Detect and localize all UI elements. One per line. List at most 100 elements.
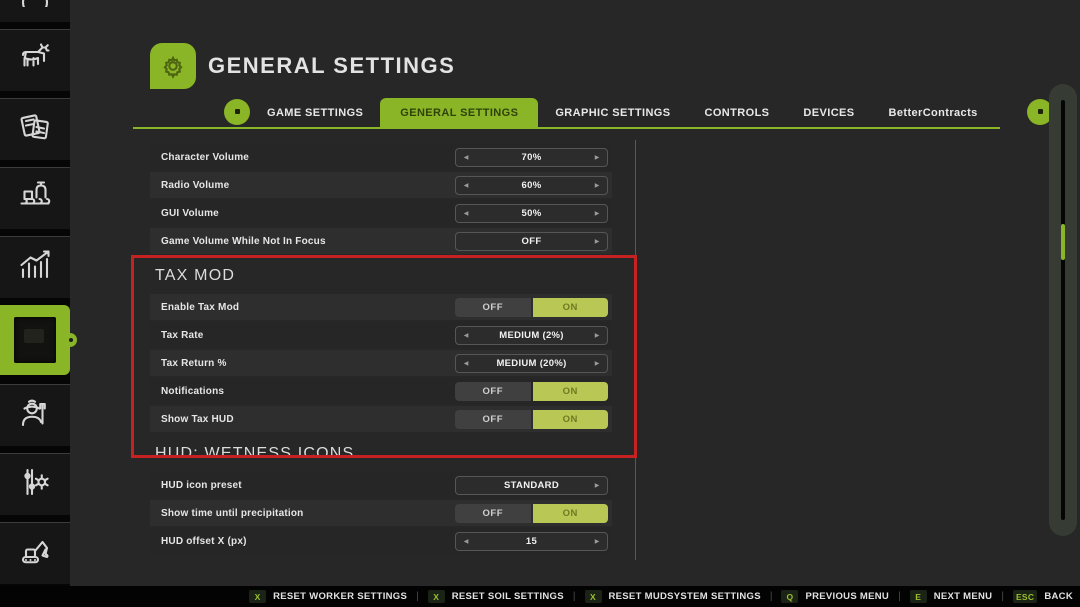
decrease-arrow-icon[interactable]: ◀ xyxy=(462,332,470,339)
bottom-keybind-bar: X RESET WORKER SETTINGS | X RESET SOIL S… xyxy=(0,586,1080,607)
value-selector[interactable]: ◀ 60% ▶ xyxy=(455,176,608,195)
toggle-on[interactable]: ON xyxy=(533,382,609,401)
tab-general-settings[interactable]: GENERAL SETTINGS xyxy=(380,98,538,127)
tax-mod-icon xyxy=(14,317,56,363)
toggle-show-tax-hud[interactable]: OFF ON xyxy=(455,410,608,429)
increase-arrow-icon[interactable]: ▶ xyxy=(593,210,601,217)
toggle-on[interactable]: ON xyxy=(533,410,609,429)
sidebar-item-animals[interactable] xyxy=(0,29,70,91)
setting-row: Enable Tax Mod OFF ON xyxy=(150,294,612,320)
setting-label: Game Volume While Not In Focus xyxy=(161,236,326,247)
tab-bettercontracts[interactable]: BetterContracts xyxy=(872,98,995,127)
hint-reset-worker[interactable]: X RESET WORKER SETTINGS xyxy=(249,590,407,603)
setting-row: Radio Volume ◀ 60% ▶ xyxy=(150,172,612,198)
bar-chart-icon xyxy=(17,247,53,288)
scrollbar-thumb[interactable] xyxy=(1061,224,1065,260)
setting-row: Tax Rate ◀ MEDIUM (2%) ▶ xyxy=(150,322,612,348)
setting-row: Show Tax HUD OFF ON xyxy=(150,406,612,432)
setting-label: Character Volume xyxy=(161,152,249,163)
toggle-enable-tax-mod[interactable]: OFF ON xyxy=(455,298,608,317)
value-selector[interactable]: ◀ STANDARD ▶ xyxy=(455,476,608,495)
key-e: E xyxy=(910,590,927,603)
hint-label: PREVIOUS MENU xyxy=(805,591,889,602)
key-esc: ESC xyxy=(1013,590,1037,603)
setting-label: HUD offset X (px) xyxy=(161,536,247,547)
setting-label: Tax Return % xyxy=(161,358,227,369)
separator: | xyxy=(1001,591,1004,602)
selector-value: MEDIUM (2%) xyxy=(470,330,593,341)
value-selector[interactable]: ◀ MEDIUM (20%) ▶ xyxy=(455,354,608,373)
hint-previous-menu[interactable]: Q PREVIOUS MENU xyxy=(781,590,889,603)
hint-reset-soil[interactable]: X RESET SOIL SETTINGS xyxy=(428,590,564,603)
scrollbar[interactable] xyxy=(1049,84,1077,536)
value-selector[interactable]: ◀ 15 ▶ xyxy=(455,532,608,551)
value-selector[interactable]: ◀ 50% ▶ xyxy=(455,204,608,223)
tab-graphic-settings[interactable]: GRAPHIC SETTINGS xyxy=(538,98,687,127)
documents-icon xyxy=(17,109,53,150)
toggle-off[interactable]: OFF xyxy=(455,382,531,401)
setting-label: GUI Volume xyxy=(161,208,219,219)
hint-reset-mudsystem[interactable]: X RESET MUDSYSTEM SETTINGS xyxy=(585,590,761,603)
hint-label: RESET WORKER SETTINGS xyxy=(273,591,407,602)
setting-row: Character Volume ◀ 70% ▶ xyxy=(150,144,612,170)
toggle-notifications[interactable]: OFF ON xyxy=(455,382,608,401)
decrease-arrow-icon[interactable]: ◀ xyxy=(462,154,470,161)
setting-row: GUI Volume ◀ 50% ▶ xyxy=(150,200,612,226)
setting-label: Enable Tax Mod xyxy=(161,302,239,313)
gear-icon xyxy=(150,43,196,89)
toggle-off[interactable]: OFF xyxy=(455,298,531,317)
tab-devices[interactable]: DEVICES xyxy=(786,98,871,127)
toggle-show-precipitation-time[interactable]: OFF ON xyxy=(455,504,608,523)
value-selector[interactable]: ◀ OFF ▶ xyxy=(455,232,608,251)
toggle-on[interactable]: ON xyxy=(533,504,609,523)
setting-row: Show time until precipitation OFF ON xyxy=(150,500,612,526)
decrease-arrow-icon[interactable]: ◀ xyxy=(462,360,470,367)
selector-value: 70% xyxy=(470,152,593,163)
farmer-icon xyxy=(17,395,53,436)
toggle-off[interactable]: OFF xyxy=(455,410,531,429)
increase-arrow-icon[interactable]: ▶ xyxy=(593,482,601,489)
decrease-arrow-icon[interactable]: ◀ xyxy=(462,210,470,217)
sidebar-item-farmer[interactable] xyxy=(0,384,70,446)
setting-label: Tax Rate xyxy=(161,330,204,341)
increase-arrow-icon[interactable]: ▶ xyxy=(593,360,601,367)
sidebar-item-contracts[interactable] xyxy=(0,98,70,160)
separator: | xyxy=(416,591,419,602)
sidebar-item-tax-mod[interactable] xyxy=(0,305,70,375)
tab-controls[interactable]: CONTROLS xyxy=(688,98,787,127)
value-selector[interactable]: ◀ MEDIUM (2%) ▶ xyxy=(455,326,608,345)
toggle-off[interactable]: OFF xyxy=(455,504,531,523)
setting-label: Notifications xyxy=(161,386,224,397)
increase-arrow-icon[interactable]: ▶ xyxy=(593,154,601,161)
sidebar-item-map[interactable] xyxy=(0,0,70,22)
selector-value: STANDARD xyxy=(470,480,593,491)
sidebar xyxy=(0,0,70,586)
increase-arrow-icon[interactable]: ▶ xyxy=(593,182,601,189)
sidebar-item-construction[interactable] xyxy=(0,522,70,584)
hint-next-menu[interactable]: E NEXT MENU xyxy=(910,590,993,603)
hint-label: NEXT MENU xyxy=(934,591,993,602)
tab-game-settings[interactable]: GAME SETTINGS xyxy=(250,98,380,127)
setting-row: HUD icon preset ◀ STANDARD ▶ xyxy=(150,472,612,498)
sidebar-item-mod-settings[interactable] xyxy=(0,453,70,515)
map-icon xyxy=(17,0,53,12)
hint-label: RESET MUDSYSTEM SETTINGS xyxy=(609,591,761,602)
key-x: X xyxy=(428,590,445,603)
key-q: Q xyxy=(781,590,798,603)
decrease-arrow-icon[interactable]: ◀ xyxy=(462,538,470,545)
selector-value: 50% xyxy=(470,208,593,219)
decrease-arrow-icon[interactable]: ◀ xyxy=(462,182,470,189)
setting-label: Show Tax HUD xyxy=(161,414,234,425)
increase-arrow-icon[interactable]: ▶ xyxy=(593,332,601,339)
value-selector[interactable]: ◀ 70% ▶ xyxy=(455,148,608,167)
increase-arrow-icon[interactable]: ▶ xyxy=(593,538,601,545)
scrollbar-track[interactable] xyxy=(1061,100,1065,520)
sidebar-item-production[interactable] xyxy=(0,167,70,229)
tabs-prev-arrow-icon[interactable] xyxy=(224,99,250,125)
cow-icon xyxy=(17,40,53,81)
increase-arrow-icon[interactable]: ▶ xyxy=(593,238,601,245)
hint-back[interactable]: ESC BACK xyxy=(1013,590,1073,603)
settings-screen: GENERAL SETTINGS GAME SETTINGS GENERAL S… xyxy=(0,0,1080,607)
sidebar-item-statistics[interactable] xyxy=(0,236,70,298)
toggle-on[interactable]: ON xyxy=(533,298,609,317)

- [Exercise] Rewrite these lines as a numbered list, leaving out any blank lines and leaving the picture out.

- [Output for this exercise]
1. Detect and localize all UI elements. One per line. List at most 100 elements.
2. decrease-arrow-icon[interactable]: ◀ xyxy=(462,332,470,339)
3. bottom-keybind-bar: X RESET WORKER SETTINGS | X RESET SOIL S… xyxy=(0,586,1080,607)
4. value-selector[interactable]: ◀ 60% ▶ xyxy=(455,176,608,195)
5. toggle-on[interactable]: ON xyxy=(533,382,609,401)
6. tab-general-settings[interactable]: GENERAL SETTINGS xyxy=(380,98,538,127)
7. tax-mod-icon xyxy=(14,317,56,363)
8. toggle-show-tax-hud[interactable]: OFF ON xyxy=(455,410,608,429)
9. increase-arrow-icon[interactable]: ▶ xyxy=(593,210,601,217)
10. toggle-on[interactable]: ON xyxy=(533,410,609,429)
11. sidebar-item-animals[interactable] xyxy=(0,29,70,91)
12. setting-row: Enable Tax Mod OFF ON xyxy=(150,294,612,320)
13. setting-label: Game Volume While Not In Focus xyxy=(161,236,326,247)
14. tab-bettercontracts[interactable]: BetterContracts xyxy=(872,98,995,127)
15. hint-reset-worker[interactable]: X RESET WORKER SETTINGS xyxy=(249,590,407,603)
16. setting-row: Radio Volume ◀ 60% ▶ xyxy=(150,172,612,198)
17. bar-chart-icon xyxy=(17,247,53,288)
18. scrollbar-thumb[interactable] xyxy=(1061,224,1065,260)
19. setting-row: Tax Rate ◀ MEDIUM (2%) ▶ xyxy=(150,322,612,348)
20. setting-row: Show Tax HUD OFF ON xyxy=(150,406,612,432)
21. setting-label: Character Volume xyxy=(161,152,249,163)
22. toggle-enable-tax-mod[interactable]: OFF ON xyxy=(455,298,608,317)
23. value-selector[interactable]: ◀ STANDARD ▶ xyxy=(455,476,608,495)
24. key-e: E xyxy=(910,590,927,603)
25. hint-label: PREVIOUS MENU xyxy=(805,591,889,602)
26. key-esc: ESC xyxy=(1013,590,1037,603)
27. setting-label: HUD offset X (px) xyxy=(161,536,247,547)
28. setting-label: Tax Return % xyxy=(161,358,227,369)
29. separator: | xyxy=(1001,591,1004,602)
30. selector-value: MEDIUM (2%) xyxy=(470,330,593,341)
31. value-selector[interactable]: ◀ MEDIUM (20%) ▶ xyxy=(455,354,608,373)
32. hint-previous-menu[interactable]: Q PREVIOUS MENU xyxy=(781,590,889,603)
33. hint-reset-soil[interactable]: X RESET SOIL SETTINGS xyxy=(428,590,564,603)
34. scrollbar[interactable] xyxy=(1049,84,1077,536)
35. value-selector[interactable]: ◀ 15 ▶ xyxy=(455,532,608,551)
36. value-selector[interactable]: ◀ 50% ▶ xyxy=(455,204,608,223)
37. tab-graphic-settings[interactable]: GRAPHIC SETTINGS xyxy=(538,98,687,127)
38. documents-icon xyxy=(17,109,53,150)
39. toggle-off[interactable]: OFF xyxy=(455,382,531,401)
40. setting-label: GUI Volume xyxy=(161,208,219,219)
41. hint-reset-mudsystem[interactable]: X RESET MUDSYSTEM SETTINGS xyxy=(585,590,761,603)
42. hint-label: RESET WORKER SETTINGS xyxy=(273,591,407,602)
43. setting-row: Character Volume ◀ 70% ▶ xyxy=(150,144,612,170)
44. toggle-notifications[interactable]: OFF ON xyxy=(455,382,608,401)
45. decrease-arrow-icon[interactable]: ◀ xyxy=(462,154,470,161)
46. setting-row: GUI Volume ◀ 50% ▶ xyxy=(150,200,612,226)
47. setting-label: Enable Tax Mod xyxy=(161,302,239,313)
48. gear-icon xyxy=(150,43,196,89)
49. toggle-off[interactable]: OFF xyxy=(455,298,531,317)
50. tab-devices[interactable]: DEVICES xyxy=(786,98,871,127)
51. toggle-show-precipitation-time[interactable]: OFF ON xyxy=(455,504,608,523)
52. value-selector[interactable]: ◀ OFF ▶ xyxy=(455,232,608,251)
53. toggle-on[interactable]: ON xyxy=(533,504,609,523)
54. setting-row: Show time until precipitation OFF ON xyxy=(150,500,612,526)
55. decrease-arrow-icon[interactable]: ◀ xyxy=(462,360,470,367)
56. selector-value: 70% xyxy=(470,152,593,163)
57. farmer-icon xyxy=(17,395,53,436)
58. toggle-off[interactable]: OFF xyxy=(455,410,531,429)
59. increase-arrow-icon[interactable]: ▶ xyxy=(593,482,601,489)
60. decrease-arrow-icon[interactable]: ◀ xyxy=(462,210,470,217)
61. sidebar-item-farmer[interactable] xyxy=(0,384,70,446)
62. setting-label: Tax Rate xyxy=(161,330,204,341)
63. increase-arrow-icon[interactable]: ▶ xyxy=(593,360,601,367)
64. sidebar-item-contracts[interactable] xyxy=(0,98,70,160)
65. separator: | xyxy=(416,591,419,602)
66. sidebar-item-tax-mod[interactable] xyxy=(0,305,70,375)
67. tab-controls[interactable]: CONTROLS xyxy=(688,98,787,127)
68. value-selector[interactable]: ◀ MEDIUM (2%) ▶ xyxy=(455,326,608,345)
69. toggle-off[interactable]: OFF xyxy=(455,504,531,523)
70. setting-label: Notifications xyxy=(161,386,224,397)
71. increase-arrow-icon[interactable]: ▶ xyxy=(593,154,601,161)
72. sidebar-item-map[interactable] xyxy=(0,0,70,22)
73. selector-value: STANDARD xyxy=(470,480,593,491)
74. sidebar xyxy=(0,0,70,586)
75. increase-arrow-icon[interactable]: ▶ xyxy=(593,182,601,189)
76. sidebar-item-construction[interactable] xyxy=(0,522,70,584)
77. hint-next-menu[interactable]: E NEXT MENU xyxy=(910,590,993,603)
78. hint-label: NEXT MENU xyxy=(934,591,993,602)
79. tab-game-settings[interactable]: GAME SETTINGS xyxy=(250,98,380,127)
80. setting-row: HUD icon preset ◀ STANDARD ▶ xyxy=(150,472,612,498)
81. sidebar-item-mod-settings[interactable] xyxy=(0,453,70,515)
82. map-icon xyxy=(17,0,53,12)
83. hint-label: RESET MUDSYSTEM SETTINGS xyxy=(609,591,761,602)
84. key-x: X xyxy=(428,590,445,603)
85. key-q: Q xyxy=(781,590,798,603)
86. decrease-arrow-icon[interactable]: ◀ xyxy=(462,538,470,545)
87. selector-value: 50% xyxy=(470,208,593,219)
88. decrease-arrow-icon[interactable]: ◀ xyxy=(462,182,470,189)
89. setting-label: Show Tax HUD xyxy=(161,414,234,425)
90. increase-arrow-icon[interactable]: ▶ xyxy=(593,332,601,339)
91. value-selector[interactable]: ◀ 70% ▶ xyxy=(455,148,608,167)
92. increase-arrow-icon[interactable]: ▶ xyxy=(593,538,601,545)
93. scrollbar-track[interactable] xyxy=(1061,100,1065,520)
94. sidebar-item-production[interactable] xyxy=(0,167,70,229)
95. tabs-prev-arrow-icon[interactable] xyxy=(224,99,250,125)
96. cow-icon xyxy=(17,40,53,81)
97. increase-arrow-icon[interactable]: ▶ xyxy=(593,238,601,245)
98. hint-back[interactable]: ESC BACK xyxy=(1013,590,1073,603)
99. settings-screen: GENERAL SETTINGS GAME SETTINGS GENERAL S… xyxy=(0,0,1080,607)
100. sidebar-item-statistics[interactable] xyxy=(0,236,70,298)
101. toggle-on[interactable]: ON xyxy=(533,298,609,317)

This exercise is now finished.